Text under study:
____________

and sufficient to support development of a cost-report based rate, HHSC will
develop statewide reimbursement rates using that data to replace the initial
rates as follows:
(A) Project each provider's
total allowable costs per type of service from the historical cost reporting
period to the prospective reimbursement period using inflation factors
according to §
RSA
355.108(1) of this title
(relating to Determination of Inflation Indices) to arrive at the projected
cost per type of service.
(B) For
each provider, divide the projected cost per type of service, determined in
subparagraph (A) of this paragraph, by the provider's total units of service
per type of service delivered during the historical cost reporting period, to
arrive at the provider's projected cost per unit of service for each type of
service; and
(C) For each type of
service:
(i) Arrange all providers' projected
cost per unit of service in an array from low to high, with the corresponding
total number of units of service for each provider;
(ii) Sum the total number of units of service
for each provider in the array progressively, from the lowest projected cost
per unit to the highest, to create a running total;
(iii) Divide the total number of units of
service by two;
(iv) Identify the
value, from the running total sums calculated in clause (ii) of this
subparagraph, that is closest to the result in clause (iii) of this
subparagraph; and
(v) Identify the
cost per unit of service that corresponds to the value identified in clause
(iv) of this subparagraph, to arrive at the recommended rate for that
service.

____________

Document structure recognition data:
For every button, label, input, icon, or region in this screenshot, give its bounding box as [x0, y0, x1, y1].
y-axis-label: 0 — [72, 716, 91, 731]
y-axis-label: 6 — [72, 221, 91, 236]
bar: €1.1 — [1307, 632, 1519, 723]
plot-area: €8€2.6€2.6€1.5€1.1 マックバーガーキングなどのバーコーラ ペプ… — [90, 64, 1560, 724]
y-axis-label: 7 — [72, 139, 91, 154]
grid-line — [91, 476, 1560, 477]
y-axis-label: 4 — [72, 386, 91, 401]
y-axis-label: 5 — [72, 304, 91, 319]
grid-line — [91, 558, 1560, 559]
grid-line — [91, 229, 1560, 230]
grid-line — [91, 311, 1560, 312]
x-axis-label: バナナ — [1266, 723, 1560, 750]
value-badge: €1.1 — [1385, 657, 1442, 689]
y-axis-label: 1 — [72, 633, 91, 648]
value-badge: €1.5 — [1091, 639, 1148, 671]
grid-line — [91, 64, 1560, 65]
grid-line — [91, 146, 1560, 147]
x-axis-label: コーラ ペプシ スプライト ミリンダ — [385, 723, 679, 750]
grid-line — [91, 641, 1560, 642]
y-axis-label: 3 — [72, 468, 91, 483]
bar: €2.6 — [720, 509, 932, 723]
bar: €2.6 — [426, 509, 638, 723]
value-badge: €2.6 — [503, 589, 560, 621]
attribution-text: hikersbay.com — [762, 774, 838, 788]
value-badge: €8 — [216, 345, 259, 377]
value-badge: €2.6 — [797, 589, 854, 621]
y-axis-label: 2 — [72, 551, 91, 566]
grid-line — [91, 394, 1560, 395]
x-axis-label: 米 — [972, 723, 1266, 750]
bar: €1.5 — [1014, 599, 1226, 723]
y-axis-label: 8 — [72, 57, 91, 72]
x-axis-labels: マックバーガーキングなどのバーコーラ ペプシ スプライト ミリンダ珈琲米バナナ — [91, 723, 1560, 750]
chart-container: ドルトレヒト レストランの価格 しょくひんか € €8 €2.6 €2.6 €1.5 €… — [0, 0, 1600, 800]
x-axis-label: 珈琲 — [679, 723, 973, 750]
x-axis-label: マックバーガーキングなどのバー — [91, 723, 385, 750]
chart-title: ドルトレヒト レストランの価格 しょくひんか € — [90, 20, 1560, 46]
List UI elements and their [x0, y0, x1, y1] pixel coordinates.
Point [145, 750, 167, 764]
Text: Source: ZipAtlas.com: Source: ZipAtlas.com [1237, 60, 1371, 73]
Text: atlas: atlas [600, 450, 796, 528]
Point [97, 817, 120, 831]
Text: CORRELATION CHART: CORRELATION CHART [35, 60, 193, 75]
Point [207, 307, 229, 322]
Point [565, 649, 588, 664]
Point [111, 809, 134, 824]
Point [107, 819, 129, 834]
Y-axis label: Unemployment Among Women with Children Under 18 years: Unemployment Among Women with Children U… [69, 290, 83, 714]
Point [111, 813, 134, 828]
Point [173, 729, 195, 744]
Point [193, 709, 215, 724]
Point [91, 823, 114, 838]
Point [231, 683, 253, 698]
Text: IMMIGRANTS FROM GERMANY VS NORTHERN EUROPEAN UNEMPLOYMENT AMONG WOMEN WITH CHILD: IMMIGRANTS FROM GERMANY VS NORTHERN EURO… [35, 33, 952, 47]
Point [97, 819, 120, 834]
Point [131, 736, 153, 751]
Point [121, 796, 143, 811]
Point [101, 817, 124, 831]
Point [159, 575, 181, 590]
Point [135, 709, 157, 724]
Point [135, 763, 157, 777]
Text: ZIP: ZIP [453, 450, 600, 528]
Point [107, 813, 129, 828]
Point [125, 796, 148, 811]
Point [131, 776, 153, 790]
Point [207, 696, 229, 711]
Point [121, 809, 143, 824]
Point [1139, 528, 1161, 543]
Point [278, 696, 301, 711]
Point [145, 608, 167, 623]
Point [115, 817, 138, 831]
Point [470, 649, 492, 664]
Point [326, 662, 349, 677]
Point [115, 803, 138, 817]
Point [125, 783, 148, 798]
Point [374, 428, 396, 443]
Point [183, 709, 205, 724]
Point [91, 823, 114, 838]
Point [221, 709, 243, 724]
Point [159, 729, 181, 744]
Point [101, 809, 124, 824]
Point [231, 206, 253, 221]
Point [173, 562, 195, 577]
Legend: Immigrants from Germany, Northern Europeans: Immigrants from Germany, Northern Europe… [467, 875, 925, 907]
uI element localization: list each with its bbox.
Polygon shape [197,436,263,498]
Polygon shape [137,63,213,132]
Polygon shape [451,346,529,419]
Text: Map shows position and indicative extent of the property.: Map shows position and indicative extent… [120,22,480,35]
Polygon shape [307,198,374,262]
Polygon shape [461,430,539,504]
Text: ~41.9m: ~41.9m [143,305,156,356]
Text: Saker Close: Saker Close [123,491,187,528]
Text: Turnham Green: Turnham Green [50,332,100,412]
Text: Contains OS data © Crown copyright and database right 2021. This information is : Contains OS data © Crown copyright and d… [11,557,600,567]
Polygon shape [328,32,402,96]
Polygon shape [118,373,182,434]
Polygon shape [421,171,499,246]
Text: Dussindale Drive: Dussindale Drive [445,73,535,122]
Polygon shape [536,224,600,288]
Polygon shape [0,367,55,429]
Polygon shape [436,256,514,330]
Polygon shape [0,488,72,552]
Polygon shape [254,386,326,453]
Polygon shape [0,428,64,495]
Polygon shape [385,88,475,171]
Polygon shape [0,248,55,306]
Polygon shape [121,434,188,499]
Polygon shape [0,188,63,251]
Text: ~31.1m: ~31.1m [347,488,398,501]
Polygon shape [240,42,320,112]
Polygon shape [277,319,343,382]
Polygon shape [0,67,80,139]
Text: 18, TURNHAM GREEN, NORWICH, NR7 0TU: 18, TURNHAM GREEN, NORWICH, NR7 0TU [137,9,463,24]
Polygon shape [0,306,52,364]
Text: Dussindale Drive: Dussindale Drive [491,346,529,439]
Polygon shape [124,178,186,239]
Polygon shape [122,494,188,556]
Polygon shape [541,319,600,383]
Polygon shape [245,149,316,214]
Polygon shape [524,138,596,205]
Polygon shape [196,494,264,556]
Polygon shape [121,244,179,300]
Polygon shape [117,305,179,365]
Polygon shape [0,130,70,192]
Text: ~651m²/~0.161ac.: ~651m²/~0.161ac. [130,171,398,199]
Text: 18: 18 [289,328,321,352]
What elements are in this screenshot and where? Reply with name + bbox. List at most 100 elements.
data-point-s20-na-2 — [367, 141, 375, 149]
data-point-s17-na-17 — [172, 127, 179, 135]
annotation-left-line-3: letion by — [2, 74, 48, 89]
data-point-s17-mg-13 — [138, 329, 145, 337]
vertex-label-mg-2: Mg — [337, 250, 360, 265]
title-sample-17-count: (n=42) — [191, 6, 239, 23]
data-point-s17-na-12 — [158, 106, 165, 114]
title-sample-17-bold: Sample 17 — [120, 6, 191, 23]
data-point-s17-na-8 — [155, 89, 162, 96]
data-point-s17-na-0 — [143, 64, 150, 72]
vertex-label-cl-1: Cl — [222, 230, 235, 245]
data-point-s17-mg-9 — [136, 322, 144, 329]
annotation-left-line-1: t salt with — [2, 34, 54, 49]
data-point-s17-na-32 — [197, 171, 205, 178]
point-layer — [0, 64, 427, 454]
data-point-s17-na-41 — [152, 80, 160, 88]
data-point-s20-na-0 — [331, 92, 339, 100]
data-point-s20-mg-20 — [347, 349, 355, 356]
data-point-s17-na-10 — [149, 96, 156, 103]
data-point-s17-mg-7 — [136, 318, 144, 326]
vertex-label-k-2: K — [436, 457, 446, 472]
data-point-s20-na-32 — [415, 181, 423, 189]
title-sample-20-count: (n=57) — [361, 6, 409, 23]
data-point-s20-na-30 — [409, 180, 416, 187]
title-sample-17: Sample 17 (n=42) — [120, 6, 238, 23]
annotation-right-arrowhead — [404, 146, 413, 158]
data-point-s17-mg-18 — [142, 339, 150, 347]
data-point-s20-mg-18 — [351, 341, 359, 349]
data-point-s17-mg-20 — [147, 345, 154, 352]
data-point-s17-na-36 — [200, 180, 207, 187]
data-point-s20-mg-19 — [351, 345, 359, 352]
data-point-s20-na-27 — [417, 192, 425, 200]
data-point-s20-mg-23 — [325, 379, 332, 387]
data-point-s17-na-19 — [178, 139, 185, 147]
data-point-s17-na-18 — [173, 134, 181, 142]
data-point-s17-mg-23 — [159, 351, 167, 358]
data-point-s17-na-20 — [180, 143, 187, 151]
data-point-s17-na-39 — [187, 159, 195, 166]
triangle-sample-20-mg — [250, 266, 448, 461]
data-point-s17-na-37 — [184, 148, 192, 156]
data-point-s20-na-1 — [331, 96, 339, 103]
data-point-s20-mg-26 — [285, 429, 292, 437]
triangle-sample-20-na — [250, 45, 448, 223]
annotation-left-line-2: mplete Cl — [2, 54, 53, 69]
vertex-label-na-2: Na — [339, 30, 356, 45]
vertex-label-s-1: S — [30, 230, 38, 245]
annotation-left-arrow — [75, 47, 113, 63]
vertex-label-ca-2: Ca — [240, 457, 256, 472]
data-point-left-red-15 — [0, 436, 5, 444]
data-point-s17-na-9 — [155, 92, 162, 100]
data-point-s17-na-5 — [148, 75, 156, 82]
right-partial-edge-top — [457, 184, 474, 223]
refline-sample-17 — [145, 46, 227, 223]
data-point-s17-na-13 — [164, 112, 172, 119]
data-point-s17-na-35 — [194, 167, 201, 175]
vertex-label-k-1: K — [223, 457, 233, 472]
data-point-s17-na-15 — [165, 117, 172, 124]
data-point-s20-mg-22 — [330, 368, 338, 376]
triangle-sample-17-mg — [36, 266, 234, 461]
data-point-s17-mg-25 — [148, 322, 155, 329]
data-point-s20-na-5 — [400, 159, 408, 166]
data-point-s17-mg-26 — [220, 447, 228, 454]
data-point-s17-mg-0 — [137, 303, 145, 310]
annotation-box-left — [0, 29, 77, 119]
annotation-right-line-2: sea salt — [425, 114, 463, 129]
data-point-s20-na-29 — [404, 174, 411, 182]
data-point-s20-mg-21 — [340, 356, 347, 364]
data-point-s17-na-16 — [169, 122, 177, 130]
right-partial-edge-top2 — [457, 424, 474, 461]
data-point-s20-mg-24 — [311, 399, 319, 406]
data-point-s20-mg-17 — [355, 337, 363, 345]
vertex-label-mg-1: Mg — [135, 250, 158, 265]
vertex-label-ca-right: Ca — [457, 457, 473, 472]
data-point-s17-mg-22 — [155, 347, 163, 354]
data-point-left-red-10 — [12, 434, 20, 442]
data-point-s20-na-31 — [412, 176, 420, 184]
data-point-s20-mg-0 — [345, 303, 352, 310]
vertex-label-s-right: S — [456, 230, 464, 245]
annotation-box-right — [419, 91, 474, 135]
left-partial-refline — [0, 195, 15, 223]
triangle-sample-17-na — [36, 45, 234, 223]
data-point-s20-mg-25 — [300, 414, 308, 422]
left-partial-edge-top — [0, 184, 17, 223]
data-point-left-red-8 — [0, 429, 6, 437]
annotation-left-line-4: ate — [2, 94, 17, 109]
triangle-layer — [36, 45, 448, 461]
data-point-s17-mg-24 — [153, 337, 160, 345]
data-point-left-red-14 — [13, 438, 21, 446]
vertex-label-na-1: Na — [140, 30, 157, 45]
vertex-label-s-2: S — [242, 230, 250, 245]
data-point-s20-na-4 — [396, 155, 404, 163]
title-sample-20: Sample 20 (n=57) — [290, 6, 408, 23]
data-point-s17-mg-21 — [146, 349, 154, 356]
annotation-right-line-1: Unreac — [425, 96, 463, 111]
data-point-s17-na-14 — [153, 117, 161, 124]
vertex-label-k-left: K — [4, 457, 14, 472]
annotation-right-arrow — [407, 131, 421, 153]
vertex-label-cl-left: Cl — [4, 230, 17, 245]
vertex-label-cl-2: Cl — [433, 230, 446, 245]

____________

Required tasks:
1. In the rate-setting text, list each clause label under subparagraph (C) together with the first word of that clause.
2. Rewrite the stretch of the rate-setting text from "and sufficient to" through "type of service.", swapping "inflation factors" for "price indices".

Answers below:
1.
(i) Arrange
(ii) Sum
(iii) Divide
(iv) Identify
(v) Identify

2.
and sufficient to support development of a cost-report based rate, HHSC will
develop statewide reimbursement rates using that data to replace the initial
rates as follows:
(A) Project each provider's
total allowable costs per type of service from the historical cost reporting
period to the prospective reimbursement period using price indices
according to §
RSA
355.108(1) of this title
(relating to Determination of Inflation Indices) to arrive at the projected
cost per type of service.